-- To do --
Exclude the pictures, then copy all remaining records exactly.

··· Records for this exercise

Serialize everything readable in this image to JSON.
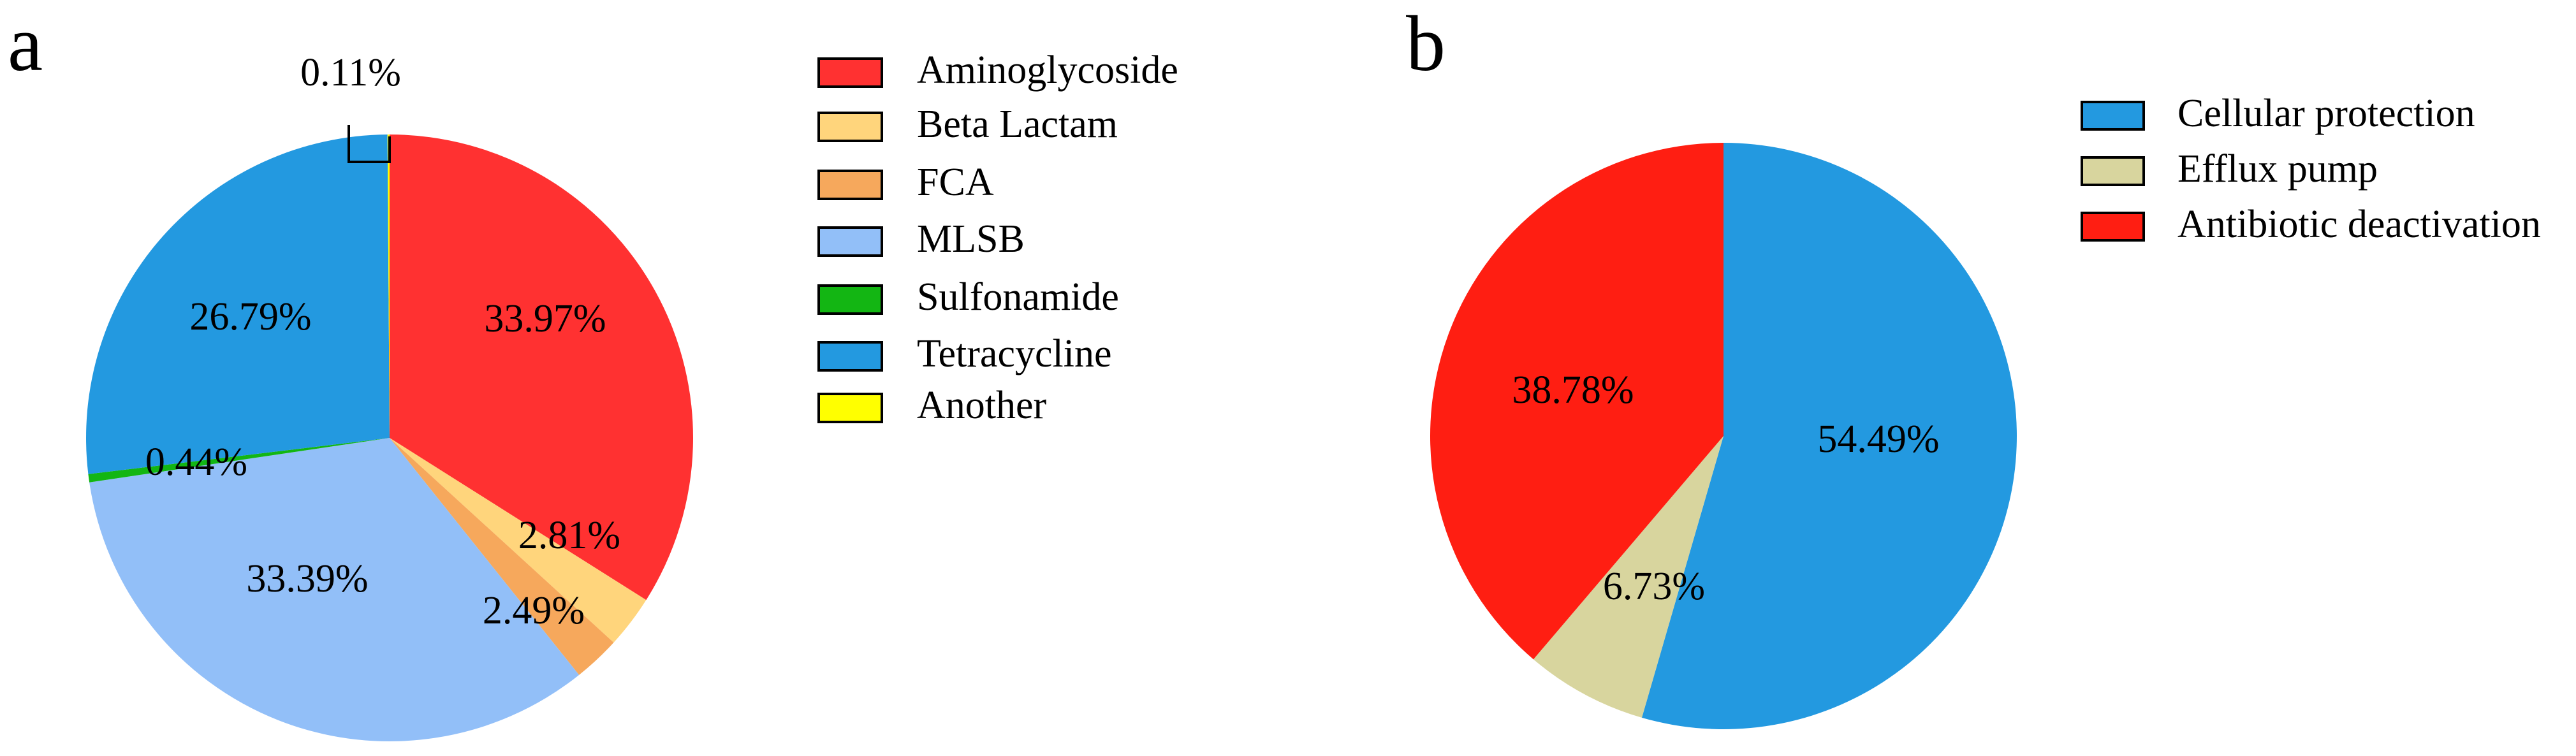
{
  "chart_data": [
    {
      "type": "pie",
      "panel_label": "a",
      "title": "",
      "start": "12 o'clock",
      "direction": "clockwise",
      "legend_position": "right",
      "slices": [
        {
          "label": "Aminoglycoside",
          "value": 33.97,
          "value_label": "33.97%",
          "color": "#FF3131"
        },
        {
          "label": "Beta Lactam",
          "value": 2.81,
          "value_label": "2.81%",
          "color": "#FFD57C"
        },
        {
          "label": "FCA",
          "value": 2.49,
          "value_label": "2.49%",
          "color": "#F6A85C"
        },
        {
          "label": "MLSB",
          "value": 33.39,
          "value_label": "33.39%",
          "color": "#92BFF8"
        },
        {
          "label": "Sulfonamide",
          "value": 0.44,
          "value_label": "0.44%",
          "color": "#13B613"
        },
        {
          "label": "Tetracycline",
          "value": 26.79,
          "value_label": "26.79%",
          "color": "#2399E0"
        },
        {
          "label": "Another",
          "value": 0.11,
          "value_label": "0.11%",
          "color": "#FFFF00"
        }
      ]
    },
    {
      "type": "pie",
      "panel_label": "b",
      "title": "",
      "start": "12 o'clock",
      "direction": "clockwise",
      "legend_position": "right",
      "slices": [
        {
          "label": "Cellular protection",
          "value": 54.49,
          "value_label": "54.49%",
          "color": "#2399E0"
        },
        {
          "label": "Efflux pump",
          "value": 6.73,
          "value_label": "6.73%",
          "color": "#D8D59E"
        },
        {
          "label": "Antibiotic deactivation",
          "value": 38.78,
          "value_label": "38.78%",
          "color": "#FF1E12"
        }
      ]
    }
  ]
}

······

-- Worked solution --
Serialize everything readable in this image to JSON.
{
  "chart_data": [
    {
      "type": "pie",
      "panel_label": "a",
      "title": "",
      "start": "12 o'clock",
      "direction": "clockwise",
      "legend_position": "right",
      "slices": [
        {
          "label": "Aminoglycoside",
          "value": 33.97,
          "value_label": "33.97%",
          "color": "#FF3131"
        },
        {
          "label": "Beta Lactam",
          "value": 2.81,
          "value_label": "2.81%",
          "color": "#FFD57C"
        },
        {
          "label": "FCA",
          "value": 2.49,
          "value_label": "2.49%",
          "color": "#F6A85C"
        },
        {
          "label": "MLSB",
          "value": 33.39,
          "value_label": "33.39%",
          "color": "#92BFF8"
        },
        {
          "label": "Sulfonamide",
          "value": 0.44,
          "value_label": "0.44%",
          "color": "#13B613"
        },
        {
          "label": "Tetracycline",
          "value": 26.79,
          "value_label": "26.79%",
          "color": "#2399E0"
        },
        {
          "label": "Another",
          "value": 0.11,
          "value_label": "0.11%",
          "color": "#FFFF00"
        }
      ]
    },
    {
      "type": "pie",
      "panel_label": "b",
      "title": "",
      "start": "12 o'clock",
      "direction": "clockwise",
      "legend_position": "right",
      "slices": [
        {
          "label": "Cellular protection",
          "value": 54.49,
          "value_label": "54.49%",
          "color": "#2399E0"
        },
        {
          "label": "Efflux pump",
          "value": 6.73,
          "value_label": "6.73%",
          "color": "#D8D59E"
        },
        {
          "label": "Antibiotic deactivation",
          "value": 38.78,
          "value_label": "38.78%",
          "color": "#FF1E12"
        }
      ]
    }
  ]
}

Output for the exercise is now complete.